= DATASET =
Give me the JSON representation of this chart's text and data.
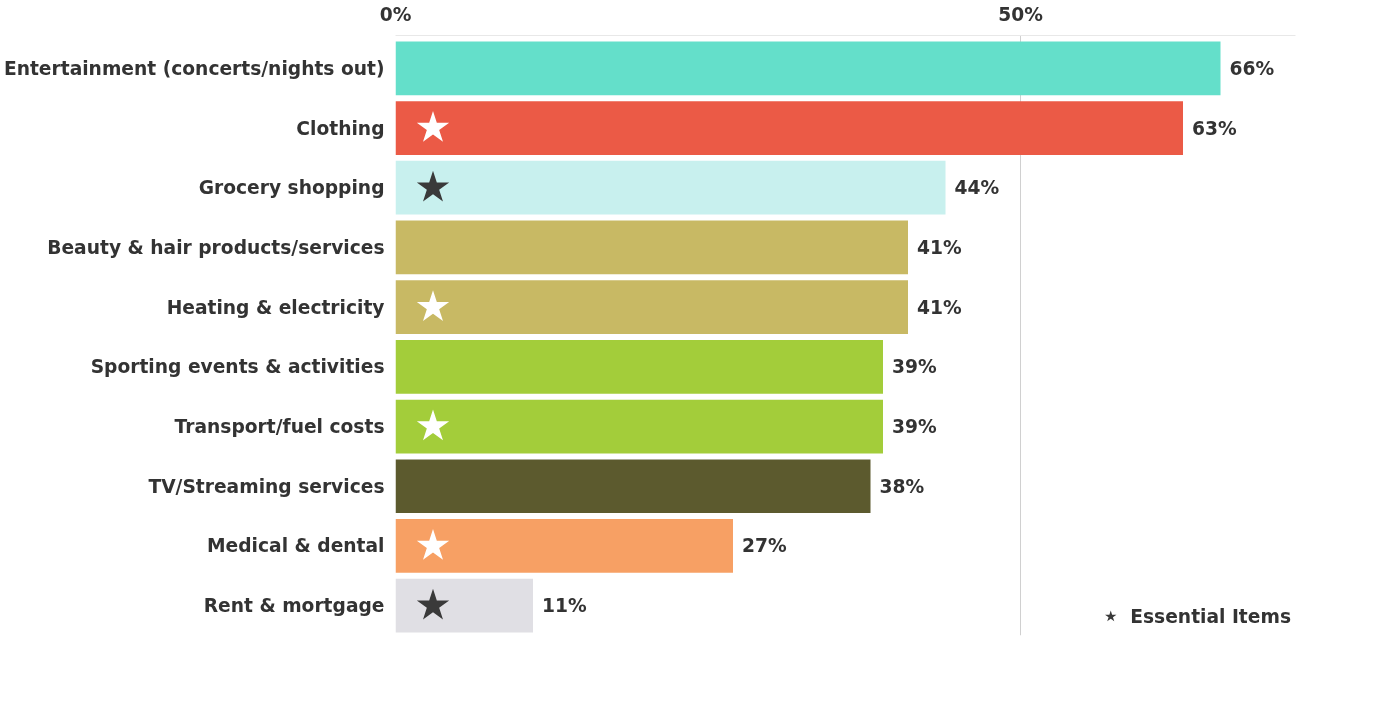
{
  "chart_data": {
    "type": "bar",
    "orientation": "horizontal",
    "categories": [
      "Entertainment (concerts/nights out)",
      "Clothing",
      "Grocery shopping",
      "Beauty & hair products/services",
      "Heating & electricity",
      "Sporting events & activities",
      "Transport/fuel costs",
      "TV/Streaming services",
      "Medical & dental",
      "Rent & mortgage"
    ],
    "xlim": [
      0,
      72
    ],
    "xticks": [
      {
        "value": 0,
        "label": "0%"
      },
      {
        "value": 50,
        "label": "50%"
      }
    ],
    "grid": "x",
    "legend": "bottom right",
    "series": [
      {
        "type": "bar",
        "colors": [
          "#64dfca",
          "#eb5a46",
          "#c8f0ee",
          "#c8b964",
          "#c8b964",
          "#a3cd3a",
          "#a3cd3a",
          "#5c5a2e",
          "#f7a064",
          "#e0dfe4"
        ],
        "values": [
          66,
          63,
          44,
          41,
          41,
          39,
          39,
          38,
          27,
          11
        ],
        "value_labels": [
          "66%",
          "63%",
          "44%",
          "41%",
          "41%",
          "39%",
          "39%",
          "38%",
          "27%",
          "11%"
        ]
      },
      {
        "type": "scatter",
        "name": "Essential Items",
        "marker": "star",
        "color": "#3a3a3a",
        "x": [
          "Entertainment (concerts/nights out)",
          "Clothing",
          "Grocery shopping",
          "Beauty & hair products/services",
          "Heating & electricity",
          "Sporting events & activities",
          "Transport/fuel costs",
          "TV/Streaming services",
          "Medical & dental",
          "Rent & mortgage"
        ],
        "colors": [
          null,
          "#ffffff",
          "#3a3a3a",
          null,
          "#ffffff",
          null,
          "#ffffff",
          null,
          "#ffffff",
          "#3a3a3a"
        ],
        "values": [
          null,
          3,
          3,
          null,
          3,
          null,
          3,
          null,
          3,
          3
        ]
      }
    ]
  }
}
--
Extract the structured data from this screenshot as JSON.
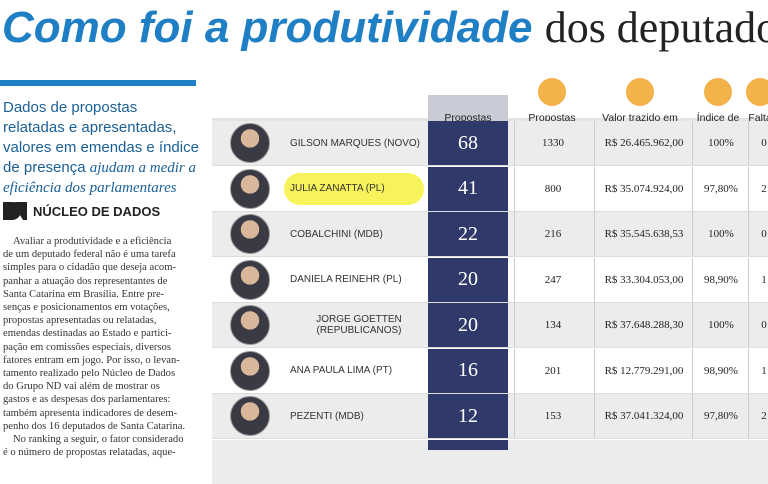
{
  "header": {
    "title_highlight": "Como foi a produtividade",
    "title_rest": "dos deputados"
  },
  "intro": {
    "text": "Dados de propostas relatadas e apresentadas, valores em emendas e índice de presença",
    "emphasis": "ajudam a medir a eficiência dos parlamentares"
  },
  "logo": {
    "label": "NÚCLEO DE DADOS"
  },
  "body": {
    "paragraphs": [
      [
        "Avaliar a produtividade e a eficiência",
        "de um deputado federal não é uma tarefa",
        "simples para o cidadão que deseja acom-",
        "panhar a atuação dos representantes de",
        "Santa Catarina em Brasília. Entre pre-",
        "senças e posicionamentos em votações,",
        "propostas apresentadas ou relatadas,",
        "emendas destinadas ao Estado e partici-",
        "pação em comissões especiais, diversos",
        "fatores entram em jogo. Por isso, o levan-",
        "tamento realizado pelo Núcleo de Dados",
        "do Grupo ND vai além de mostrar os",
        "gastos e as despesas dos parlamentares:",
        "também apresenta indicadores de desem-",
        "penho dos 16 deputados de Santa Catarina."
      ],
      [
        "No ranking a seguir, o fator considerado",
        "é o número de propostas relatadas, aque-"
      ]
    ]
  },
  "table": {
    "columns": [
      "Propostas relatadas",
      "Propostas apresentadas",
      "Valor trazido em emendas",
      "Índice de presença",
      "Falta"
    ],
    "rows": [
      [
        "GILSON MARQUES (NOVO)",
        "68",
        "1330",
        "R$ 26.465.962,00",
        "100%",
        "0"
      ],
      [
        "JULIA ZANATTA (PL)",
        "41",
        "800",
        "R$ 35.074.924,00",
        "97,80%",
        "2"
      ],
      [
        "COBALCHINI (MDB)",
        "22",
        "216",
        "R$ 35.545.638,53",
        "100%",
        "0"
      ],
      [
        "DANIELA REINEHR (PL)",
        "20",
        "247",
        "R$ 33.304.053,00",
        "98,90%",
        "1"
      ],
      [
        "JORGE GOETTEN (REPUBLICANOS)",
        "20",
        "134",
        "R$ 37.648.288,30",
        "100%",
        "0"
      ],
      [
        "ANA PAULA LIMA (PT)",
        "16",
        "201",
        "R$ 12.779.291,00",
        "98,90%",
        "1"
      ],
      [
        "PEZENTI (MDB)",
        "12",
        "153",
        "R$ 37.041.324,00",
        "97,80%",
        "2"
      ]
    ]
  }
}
* * *
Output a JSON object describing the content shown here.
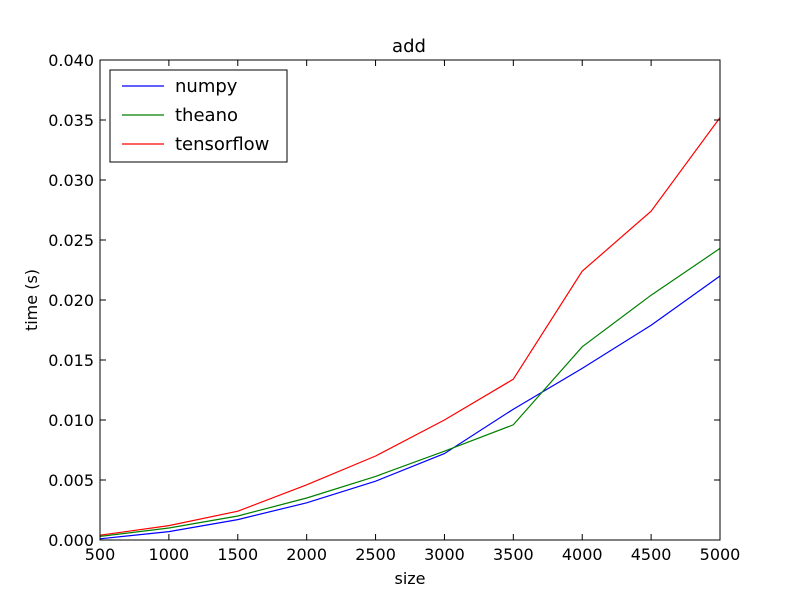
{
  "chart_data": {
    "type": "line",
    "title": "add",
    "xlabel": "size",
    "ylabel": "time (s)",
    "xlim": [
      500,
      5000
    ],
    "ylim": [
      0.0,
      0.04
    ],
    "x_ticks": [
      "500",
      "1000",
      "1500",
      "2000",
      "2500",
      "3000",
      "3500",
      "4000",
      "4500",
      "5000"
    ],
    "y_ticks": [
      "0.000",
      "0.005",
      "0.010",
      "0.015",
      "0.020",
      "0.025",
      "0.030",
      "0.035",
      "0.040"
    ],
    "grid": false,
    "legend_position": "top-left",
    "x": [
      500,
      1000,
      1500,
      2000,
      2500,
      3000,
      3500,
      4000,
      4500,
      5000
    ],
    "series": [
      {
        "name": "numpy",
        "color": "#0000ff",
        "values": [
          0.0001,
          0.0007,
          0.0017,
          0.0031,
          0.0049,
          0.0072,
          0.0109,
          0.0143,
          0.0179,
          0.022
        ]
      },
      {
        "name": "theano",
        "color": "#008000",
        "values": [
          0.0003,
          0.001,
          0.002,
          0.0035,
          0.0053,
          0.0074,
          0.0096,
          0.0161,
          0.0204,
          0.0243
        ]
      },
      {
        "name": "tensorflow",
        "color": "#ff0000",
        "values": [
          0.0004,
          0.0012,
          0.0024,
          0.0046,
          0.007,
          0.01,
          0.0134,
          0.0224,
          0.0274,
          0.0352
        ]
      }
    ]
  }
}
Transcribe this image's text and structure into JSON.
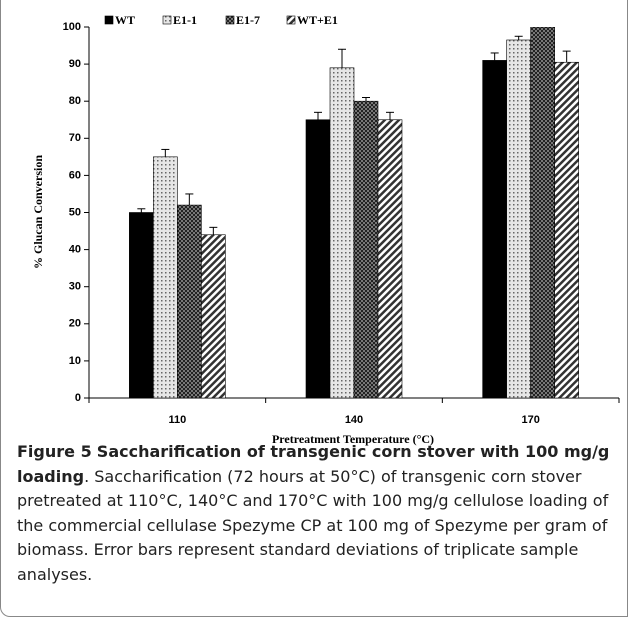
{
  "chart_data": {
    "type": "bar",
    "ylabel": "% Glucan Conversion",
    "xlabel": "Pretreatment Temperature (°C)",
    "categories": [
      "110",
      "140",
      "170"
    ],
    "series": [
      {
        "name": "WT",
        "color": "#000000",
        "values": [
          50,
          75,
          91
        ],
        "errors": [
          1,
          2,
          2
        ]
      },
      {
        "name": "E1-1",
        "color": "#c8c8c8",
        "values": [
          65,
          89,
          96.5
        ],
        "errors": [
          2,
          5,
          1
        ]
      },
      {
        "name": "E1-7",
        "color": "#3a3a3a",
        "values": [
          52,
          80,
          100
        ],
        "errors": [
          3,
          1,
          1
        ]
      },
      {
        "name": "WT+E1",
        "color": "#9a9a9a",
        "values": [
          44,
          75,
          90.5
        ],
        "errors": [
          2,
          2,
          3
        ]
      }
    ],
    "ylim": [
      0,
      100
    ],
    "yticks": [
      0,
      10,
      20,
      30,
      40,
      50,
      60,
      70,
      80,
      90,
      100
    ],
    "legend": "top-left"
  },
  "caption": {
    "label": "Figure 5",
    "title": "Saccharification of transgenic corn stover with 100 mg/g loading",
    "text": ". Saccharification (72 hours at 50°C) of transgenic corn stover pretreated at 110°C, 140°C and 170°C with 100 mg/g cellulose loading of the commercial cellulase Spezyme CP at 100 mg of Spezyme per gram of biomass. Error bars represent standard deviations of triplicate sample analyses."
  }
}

= CHALLENGE =
Each line that contains the string "produtividade" counts once; say how many there are and nothing else.

= ANSWER FOR THE TASK =
2